PROBLEM TO SOLVE:
Could you repeat the entries from the line with "bullet-item: SQL wird erst" to the line with "customer-label: Kunde [18, 443, 74, 464]", renaming "Aufträge" to "Bestellungen" and leaving everything else untouched?

[Records]
^^^^^^^^^^^^^^^^
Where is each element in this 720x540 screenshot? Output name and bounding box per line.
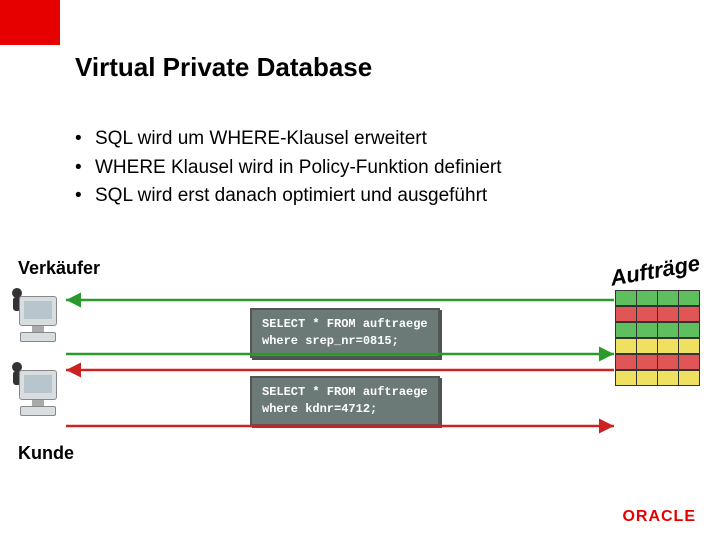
bullet-item: SQL wird erst danach optimiert und ausge… [75, 182, 502, 211]
orders-label: Aufträge [608, 250, 702, 291]
bullet-list: SQL wird um WHERE-Klausel erweitert WHER… [75, 125, 502, 211]
customer-label: Kunde [18, 443, 74, 464]
sql-query-box: SELECT * FROM auftraege where srep_nr=08… [250, 308, 440, 358]
bullet-item: WHERE Klausel wird in Policy-Funktion de… [75, 154, 502, 183]
database-table-icon [615, 290, 700, 386]
sql-query-box: SELECT * FROM auftraege where kdnr=4712; [250, 376, 440, 426]
sql-line: where srep_nr=0815; [262, 333, 428, 350]
sql-line: SELECT * FROM auftraege [262, 316, 428, 333]
oracle-logo: ORACLE [622, 508, 696, 526]
sql-line: where kdnr=4712; [262, 401, 428, 418]
sql-line: SELECT * FROM auftraege [262, 384, 428, 401]
bullet-item: SQL wird um WHERE-Klausel erweitert [75, 125, 502, 154]
computer-icon [14, 296, 62, 346]
brand-red-block [0, 0, 60, 45]
slide-title: Virtual Private Database [75, 52, 372, 83]
computer-icon [14, 370, 62, 420]
seller-label: Verkäufer [18, 258, 100, 279]
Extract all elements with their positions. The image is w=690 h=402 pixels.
^^^^^^^^^^^^^^^^
OUTPUT OF THE EXERCISE:
bullet-item: SQL wird erst danach optimiert und ausge… [75, 182, 502, 211]
orders-label: Bestellungen [608, 250, 702, 291]
bullet-list: SQL wird um WHERE-Klausel erweitert WHER… [75, 125, 502, 211]
customer-label: Kunde [18, 443, 74, 464]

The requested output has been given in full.